• Required work: Repeat every line of the listing below exactly, minus the pictures.
-- Start Data excerpts --
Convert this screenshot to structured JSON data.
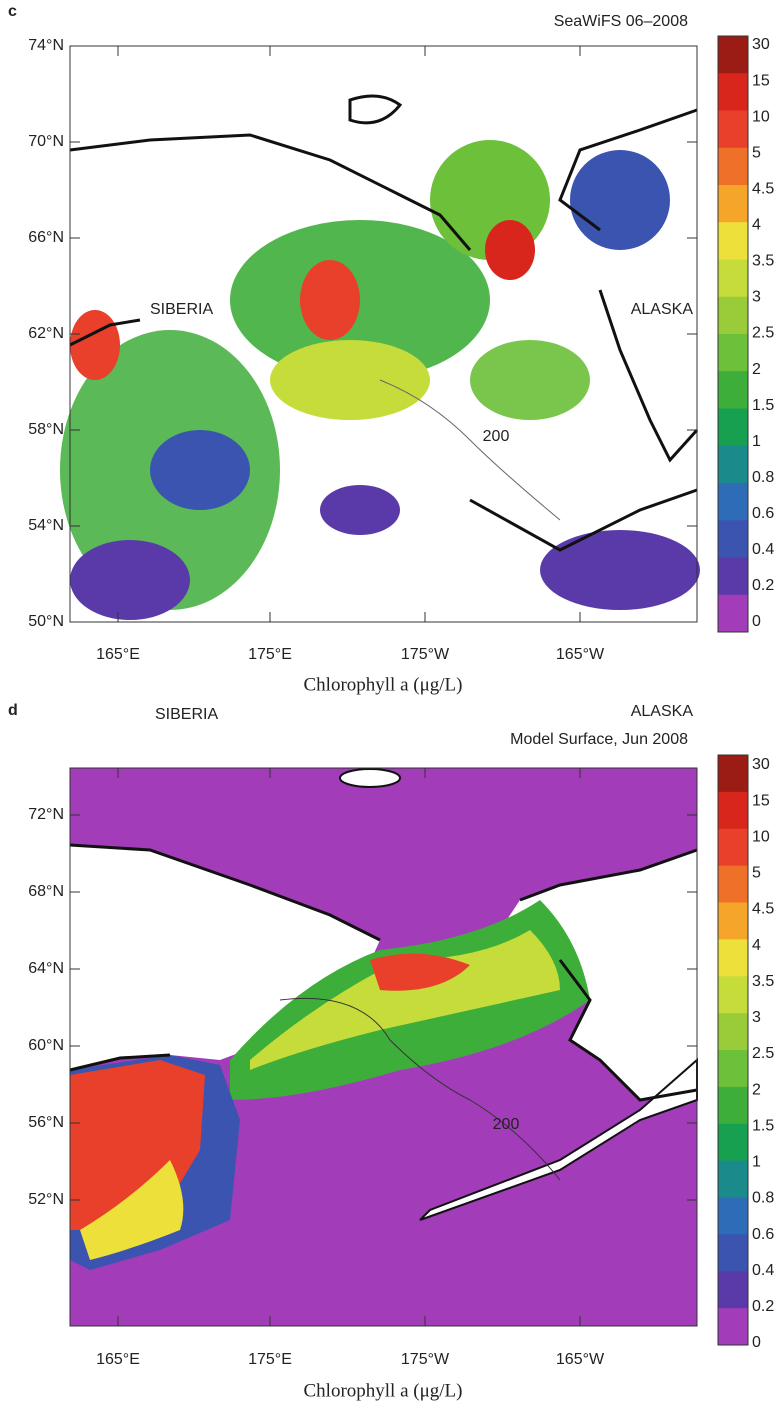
{
  "panels": [
    {
      "label": "c",
      "title": "SeaWiFS 06–2008",
      "lat_labels": [
        "74°N",
        "70°N",
        "66°N",
        "62°N",
        "58°N",
        "54°N",
        "50°N"
      ],
      "lon_labels": [
        "165°E",
        "175°E",
        "175°W",
        "165°W"
      ],
      "regions": [
        "SIBERIA",
        "ALASKA"
      ],
      "contour_label": "200",
      "x_label": "Chlorophyll a (μg/L)",
      "colorbar": {
        "labels": [
          "30",
          "15",
          "10",
          "5",
          "4.5",
          "4",
          "3.5",
          "3",
          "2.5",
          "2",
          "1.5",
          "1",
          "0.8",
          "0.6",
          "0.4",
          "0.2",
          "0"
        ],
        "colors": [
          "#9b1c14",
          "#d8261c",
          "#e8402a",
          "#ef7028",
          "#f4a52a",
          "#eee03a",
          "#c6dc3a",
          "#9acc3a",
          "#6cc03a",
          "#3eae3a",
          "#16a050",
          "#1a8a8a",
          "#2e6cb8",
          "#3a54b0",
          "#5a3aa8",
          "#a23cb8"
        ]
      }
    },
    {
      "label": "d",
      "title": "Model Surface, Jun 2008",
      "lat_labels": [
        "72°N",
        "68°N",
        "64°N",
        "60°N",
        "56°N",
        "52°N"
      ],
      "lon_labels": [
        "165°E",
        "175°E",
        "175°W",
        "165°W"
      ],
      "regions": [
        "SIBERIA",
        "ALASKA"
      ],
      "contour_label": "200",
      "x_label": "Chlorophyll a (μg/L)",
      "colorbar": {
        "labels": [
          "30",
          "15",
          "10",
          "5",
          "4.5",
          "4",
          "3.5",
          "3",
          "2.5",
          "2",
          "1.5",
          "1",
          "0.8",
          "0.6",
          "0.4",
          "0.2",
          "0"
        ],
        "colors": [
          "#9b1c14",
          "#d8261c",
          "#e8402a",
          "#ef7028",
          "#f4a52a",
          "#eee03a",
          "#c6dc3a",
          "#9acc3a",
          "#6cc03a",
          "#3eae3a",
          "#16a050",
          "#1a8a8a",
          "#2e6cb8",
          "#3a54b0",
          "#5a3aa8",
          "#a23cb8"
        ]
      }
    }
  ]
}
-- End Data excerpts --
• Expected answer:
Convert this screenshot to structured JSON data.
{
  "panels": [
    {
      "label": "c",
      "title": "SeaWiFS 06–2008",
      "lat_labels": [
        "74°N",
        "70°N",
        "66°N",
        "62°N",
        "58°N",
        "54°N",
        "50°N"
      ],
      "lon_labels": [
        "165°E",
        "175°E",
        "175°W",
        "165°W"
      ],
      "regions": [
        "SIBERIA",
        "ALASKA"
      ],
      "contour_label": "200",
      "x_label": "Chlorophyll a (μg/L)",
      "colorbar": {
        "labels": [
          "30",
          "15",
          "10",
          "5",
          "4.5",
          "4",
          "3.5",
          "3",
          "2.5",
          "2",
          "1.5",
          "1",
          "0.8",
          "0.6",
          "0.4",
          "0.2",
          "0"
        ],
        "colors": [
          "#9b1c14",
          "#d8261c",
          "#e8402a",
          "#ef7028",
          "#f4a52a",
          "#eee03a",
          "#c6dc3a",
          "#9acc3a",
          "#6cc03a",
          "#3eae3a",
          "#16a050",
          "#1a8a8a",
          "#2e6cb8",
          "#3a54b0",
          "#5a3aa8",
          "#a23cb8"
        ]
      }
    },
    {
      "label": "d",
      "title": "Model Surface, Jun 2008",
      "lat_labels": [
        "72°N",
        "68°N",
        "64°N",
        "60°N",
        "56°N",
        "52°N"
      ],
      "lon_labels": [
        "165°E",
        "175°E",
        "175°W",
        "165°W"
      ],
      "regions": [
        "SIBERIA",
        "ALASKA"
      ],
      "contour_label": "200",
      "x_label": "Chlorophyll a (μg/L)",
      "colorbar": {
        "labels": [
          "30",
          "15",
          "10",
          "5",
          "4.5",
          "4",
          "3.5",
          "3",
          "2.5",
          "2",
          "1.5",
          "1",
          "0.8",
          "0.6",
          "0.4",
          "0.2",
          "0"
        ],
        "colors": [
          "#9b1c14",
          "#d8261c",
          "#e8402a",
          "#ef7028",
          "#f4a52a",
          "#eee03a",
          "#c6dc3a",
          "#9acc3a",
          "#6cc03a",
          "#3eae3a",
          "#16a050",
          "#1a8a8a",
          "#2e6cb8",
          "#3a54b0",
          "#5a3aa8",
          "#a23cb8"
        ]
      }
    }
  ]
}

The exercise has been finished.